Stored items:
※ ※ ※
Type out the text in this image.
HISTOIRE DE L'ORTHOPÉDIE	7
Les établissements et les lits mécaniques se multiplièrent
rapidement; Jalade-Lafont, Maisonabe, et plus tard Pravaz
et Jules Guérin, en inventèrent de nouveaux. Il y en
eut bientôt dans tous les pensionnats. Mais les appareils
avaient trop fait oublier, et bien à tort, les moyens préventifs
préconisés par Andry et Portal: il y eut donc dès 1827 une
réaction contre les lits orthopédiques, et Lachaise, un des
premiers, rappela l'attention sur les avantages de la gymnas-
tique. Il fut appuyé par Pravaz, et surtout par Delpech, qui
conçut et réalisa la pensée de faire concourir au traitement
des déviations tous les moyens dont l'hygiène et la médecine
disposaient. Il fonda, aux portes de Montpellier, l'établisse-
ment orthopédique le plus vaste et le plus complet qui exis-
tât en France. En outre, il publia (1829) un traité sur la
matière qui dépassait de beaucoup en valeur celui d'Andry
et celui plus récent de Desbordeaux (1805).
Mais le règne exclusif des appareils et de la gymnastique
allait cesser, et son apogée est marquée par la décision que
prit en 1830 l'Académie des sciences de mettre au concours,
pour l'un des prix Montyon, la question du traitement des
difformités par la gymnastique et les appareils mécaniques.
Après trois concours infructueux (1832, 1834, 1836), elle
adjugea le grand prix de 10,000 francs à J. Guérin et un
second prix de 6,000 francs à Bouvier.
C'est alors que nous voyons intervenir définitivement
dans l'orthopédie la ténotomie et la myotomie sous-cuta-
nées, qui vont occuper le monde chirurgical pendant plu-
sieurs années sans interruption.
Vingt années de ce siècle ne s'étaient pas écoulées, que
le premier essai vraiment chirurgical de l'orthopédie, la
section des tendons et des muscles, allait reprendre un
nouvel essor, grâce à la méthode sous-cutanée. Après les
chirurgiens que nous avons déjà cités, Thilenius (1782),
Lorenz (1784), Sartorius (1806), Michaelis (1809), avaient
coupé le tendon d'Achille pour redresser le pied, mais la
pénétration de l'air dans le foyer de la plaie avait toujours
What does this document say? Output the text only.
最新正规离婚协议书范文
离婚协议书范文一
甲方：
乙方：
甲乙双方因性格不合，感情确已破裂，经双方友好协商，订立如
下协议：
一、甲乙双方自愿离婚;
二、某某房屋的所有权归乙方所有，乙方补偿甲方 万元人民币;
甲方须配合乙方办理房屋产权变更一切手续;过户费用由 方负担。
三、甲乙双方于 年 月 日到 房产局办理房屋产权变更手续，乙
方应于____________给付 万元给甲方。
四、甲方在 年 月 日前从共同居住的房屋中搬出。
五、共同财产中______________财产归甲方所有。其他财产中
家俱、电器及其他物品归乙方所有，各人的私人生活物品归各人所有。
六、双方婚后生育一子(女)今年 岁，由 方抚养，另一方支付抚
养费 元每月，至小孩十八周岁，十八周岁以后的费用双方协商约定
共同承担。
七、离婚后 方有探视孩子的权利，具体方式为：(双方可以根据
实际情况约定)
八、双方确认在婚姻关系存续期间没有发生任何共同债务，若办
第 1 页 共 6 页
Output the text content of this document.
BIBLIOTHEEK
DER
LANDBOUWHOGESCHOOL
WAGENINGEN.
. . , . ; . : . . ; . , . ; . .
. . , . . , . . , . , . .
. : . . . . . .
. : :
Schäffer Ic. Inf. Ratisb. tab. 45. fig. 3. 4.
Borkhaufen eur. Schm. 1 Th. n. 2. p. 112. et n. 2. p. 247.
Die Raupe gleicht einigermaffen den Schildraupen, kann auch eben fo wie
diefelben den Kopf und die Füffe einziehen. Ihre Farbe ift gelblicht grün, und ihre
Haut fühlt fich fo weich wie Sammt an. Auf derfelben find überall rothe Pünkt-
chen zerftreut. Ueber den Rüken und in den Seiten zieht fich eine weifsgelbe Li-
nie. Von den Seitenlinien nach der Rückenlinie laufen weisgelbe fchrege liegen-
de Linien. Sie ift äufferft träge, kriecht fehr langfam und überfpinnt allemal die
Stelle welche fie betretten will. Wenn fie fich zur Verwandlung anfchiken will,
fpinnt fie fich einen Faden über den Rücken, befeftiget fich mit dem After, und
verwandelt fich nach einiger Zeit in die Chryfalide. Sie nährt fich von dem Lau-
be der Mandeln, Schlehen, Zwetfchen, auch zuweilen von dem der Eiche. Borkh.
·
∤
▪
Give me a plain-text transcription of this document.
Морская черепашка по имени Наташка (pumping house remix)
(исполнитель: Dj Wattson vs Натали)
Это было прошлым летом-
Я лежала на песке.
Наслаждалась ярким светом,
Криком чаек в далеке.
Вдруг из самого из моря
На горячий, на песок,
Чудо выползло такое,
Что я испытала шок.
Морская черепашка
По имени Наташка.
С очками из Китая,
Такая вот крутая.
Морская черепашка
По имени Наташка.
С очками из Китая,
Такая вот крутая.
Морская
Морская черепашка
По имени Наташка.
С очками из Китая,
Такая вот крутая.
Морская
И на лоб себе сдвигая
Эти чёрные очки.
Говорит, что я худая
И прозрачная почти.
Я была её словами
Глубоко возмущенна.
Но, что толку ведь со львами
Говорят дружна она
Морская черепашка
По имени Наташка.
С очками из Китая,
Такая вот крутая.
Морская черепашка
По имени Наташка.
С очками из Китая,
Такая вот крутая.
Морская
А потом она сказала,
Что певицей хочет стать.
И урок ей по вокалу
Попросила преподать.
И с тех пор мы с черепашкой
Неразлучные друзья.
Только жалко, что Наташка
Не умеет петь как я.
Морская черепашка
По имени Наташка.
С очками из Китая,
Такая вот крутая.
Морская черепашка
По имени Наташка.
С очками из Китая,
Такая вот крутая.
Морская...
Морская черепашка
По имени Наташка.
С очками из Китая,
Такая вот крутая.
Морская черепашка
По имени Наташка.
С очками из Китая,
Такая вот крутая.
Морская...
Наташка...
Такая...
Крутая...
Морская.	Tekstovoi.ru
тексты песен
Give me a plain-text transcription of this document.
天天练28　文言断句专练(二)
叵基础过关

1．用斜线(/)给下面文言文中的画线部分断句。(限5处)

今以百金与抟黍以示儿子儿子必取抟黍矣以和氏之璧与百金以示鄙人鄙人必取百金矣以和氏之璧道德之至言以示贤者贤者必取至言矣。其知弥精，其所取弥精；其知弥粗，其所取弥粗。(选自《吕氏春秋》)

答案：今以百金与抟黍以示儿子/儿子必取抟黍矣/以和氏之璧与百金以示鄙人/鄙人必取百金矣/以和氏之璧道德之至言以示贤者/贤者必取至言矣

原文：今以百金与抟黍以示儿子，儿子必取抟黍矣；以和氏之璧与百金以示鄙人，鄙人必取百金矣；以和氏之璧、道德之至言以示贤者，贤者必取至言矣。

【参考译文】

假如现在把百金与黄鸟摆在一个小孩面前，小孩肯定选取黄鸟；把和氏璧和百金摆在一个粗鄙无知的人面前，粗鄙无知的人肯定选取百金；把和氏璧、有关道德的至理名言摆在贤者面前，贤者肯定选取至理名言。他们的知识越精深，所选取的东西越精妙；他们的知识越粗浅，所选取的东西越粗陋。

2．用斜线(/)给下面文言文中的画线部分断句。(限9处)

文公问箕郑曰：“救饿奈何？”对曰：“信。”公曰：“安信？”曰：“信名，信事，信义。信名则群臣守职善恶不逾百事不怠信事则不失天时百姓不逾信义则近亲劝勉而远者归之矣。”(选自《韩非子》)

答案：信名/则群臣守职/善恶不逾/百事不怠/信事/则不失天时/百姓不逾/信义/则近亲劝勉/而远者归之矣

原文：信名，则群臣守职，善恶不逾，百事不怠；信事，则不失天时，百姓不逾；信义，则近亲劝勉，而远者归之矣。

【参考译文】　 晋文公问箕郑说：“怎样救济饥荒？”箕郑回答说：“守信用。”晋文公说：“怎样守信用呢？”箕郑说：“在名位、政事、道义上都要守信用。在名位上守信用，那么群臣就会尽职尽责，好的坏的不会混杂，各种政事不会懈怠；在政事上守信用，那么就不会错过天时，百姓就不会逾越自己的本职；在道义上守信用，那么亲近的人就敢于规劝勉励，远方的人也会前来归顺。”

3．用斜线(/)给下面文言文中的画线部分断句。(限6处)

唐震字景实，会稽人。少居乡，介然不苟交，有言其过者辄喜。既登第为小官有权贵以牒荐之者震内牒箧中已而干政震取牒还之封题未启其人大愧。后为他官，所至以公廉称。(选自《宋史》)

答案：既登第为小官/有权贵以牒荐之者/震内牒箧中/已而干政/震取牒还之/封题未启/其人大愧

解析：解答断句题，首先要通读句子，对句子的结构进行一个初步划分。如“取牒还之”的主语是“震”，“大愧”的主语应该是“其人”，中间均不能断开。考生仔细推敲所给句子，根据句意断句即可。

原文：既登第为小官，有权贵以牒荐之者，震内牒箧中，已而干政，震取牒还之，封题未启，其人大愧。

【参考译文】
※ ※ ※
▶ [What is required]: Gather each line from the listing above that holds "allait".

▶ [Solution for this problem]:
allait cesser, et son apogée est marquée par la décision que
section des tendons et des muscles, allait reprendre un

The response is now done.